From the data below, select and copy each line that contains the string "callsign".

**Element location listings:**
.....
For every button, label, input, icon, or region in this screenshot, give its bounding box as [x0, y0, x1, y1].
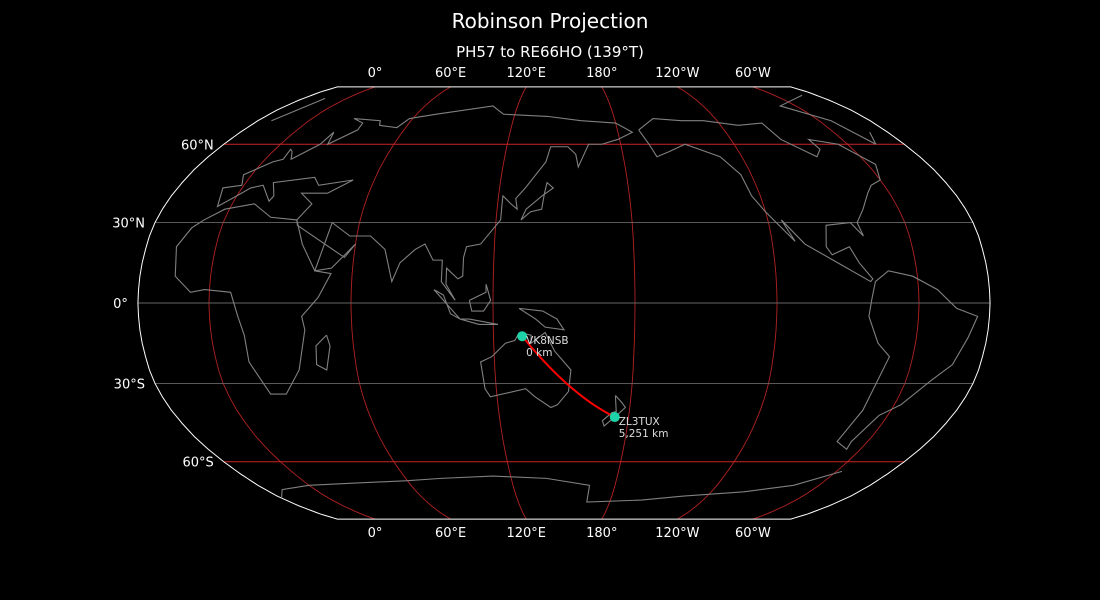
longitude-label: 0° [368, 526, 383, 541]
coastline [778, 94, 877, 145]
station-marker [517, 331, 528, 342]
longitude-label: 0° [368, 66, 383, 81]
longitude-label: 180° [586, 526, 617, 541]
coastline [480, 331, 572, 409]
coastline [216, 105, 634, 301]
station-callsign: VK8NSB [526, 335, 568, 347]
station-callsign: ZL3TUX [619, 416, 660, 428]
coastline [174, 203, 332, 395]
coastline [638, 117, 881, 283]
map-subtitle: PH57 to RE66HO (139°T) [456, 43, 644, 61]
latitude-label: 30°N [112, 217, 145, 232]
coastline [459, 318, 499, 325]
coastline [271, 97, 326, 122]
longitude-label: 60°W [735, 526, 771, 541]
longitude-label: 60°E [435, 66, 466, 81]
longitude-label: 120°W [655, 66, 699, 81]
coastline [315, 334, 331, 371]
longitude-label: 60°W [735, 66, 771, 81]
great-circle-path [521, 335, 616, 418]
coastline [520, 181, 555, 221]
station-distance: 0 km [526, 347, 552, 359]
latitude-label: 60°N [181, 138, 214, 153]
longitude-label: 120°E [506, 66, 546, 81]
coastline [281, 470, 843, 503]
coastline [836, 270, 979, 451]
coastline [601, 395, 627, 427]
latitude-label: 0° [113, 297, 128, 312]
station-marker [609, 412, 620, 423]
longitude-label: 180° [586, 66, 617, 81]
longitude-label: 120°W [655, 526, 699, 541]
coastline [468, 284, 492, 312]
longitude-label: 60°E [435, 526, 466, 541]
longitude-label: 120°E [506, 526, 546, 541]
coastline [869, 131, 877, 145]
latitude-label: 60°S [182, 456, 213, 471]
coastline [518, 307, 566, 331]
map-title: Robinson Projection [451, 9, 649, 33]
station-distance: 5,251 km [619, 428, 669, 440]
coastline [433, 289, 461, 320]
map-outline [137, 86, 991, 520]
latitude-label: 30°S [114, 377, 145, 392]
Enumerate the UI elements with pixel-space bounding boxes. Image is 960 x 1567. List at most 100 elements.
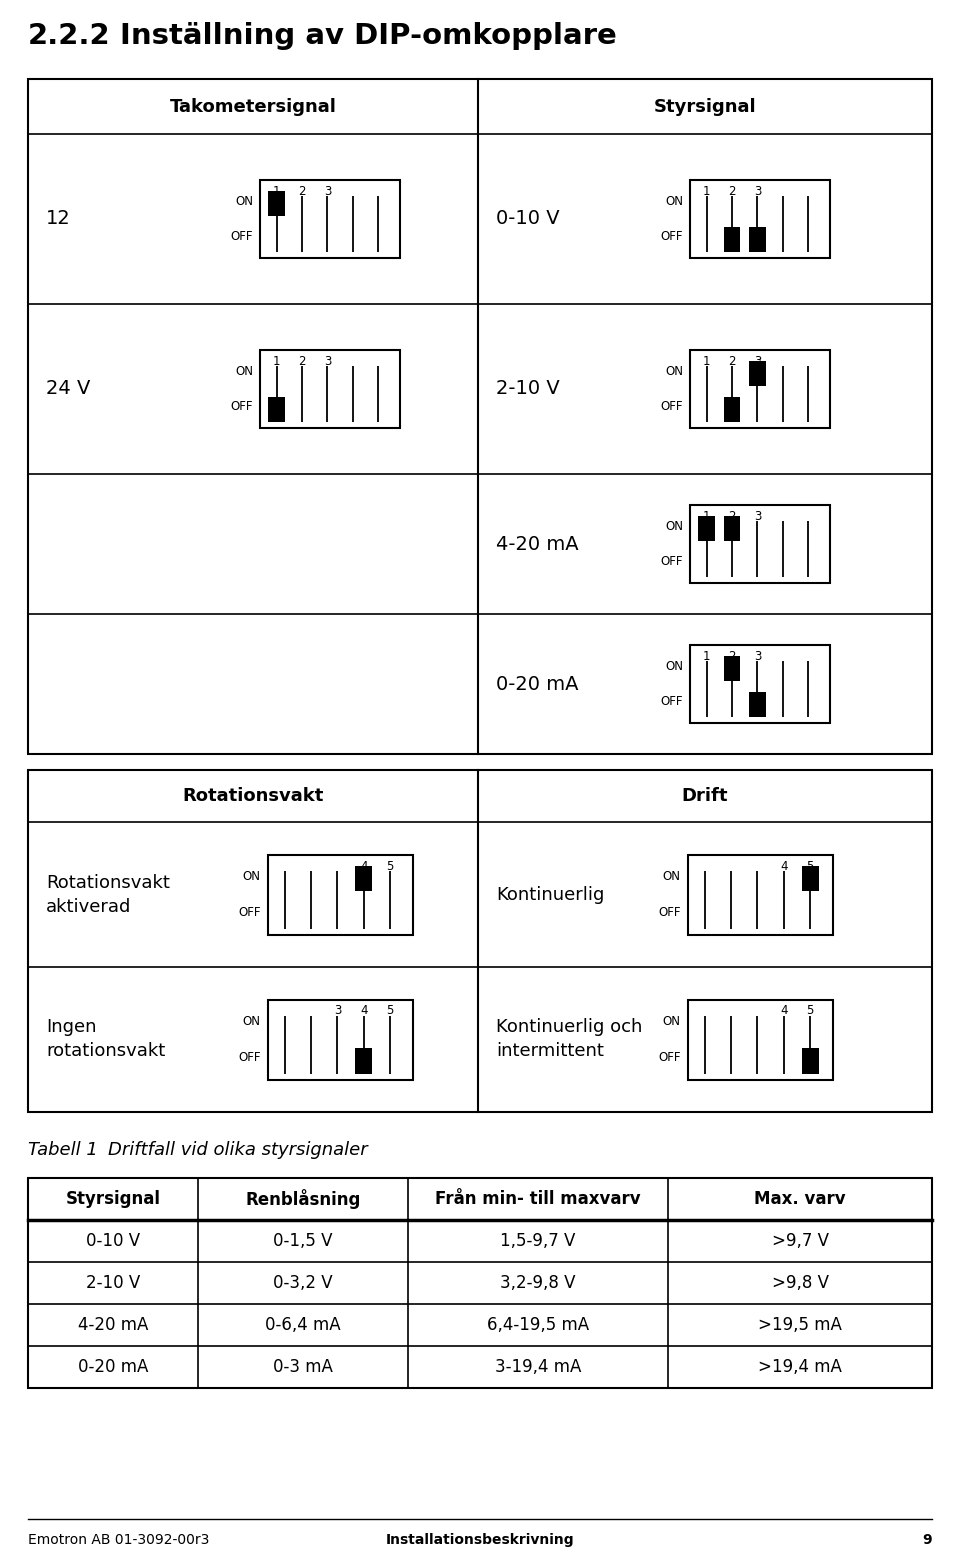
.....
**SOLUTION:**
station-callsign: VK8NSB [526, 335, 568, 347]
station-callsign: ZL3TUX [619, 416, 660, 428]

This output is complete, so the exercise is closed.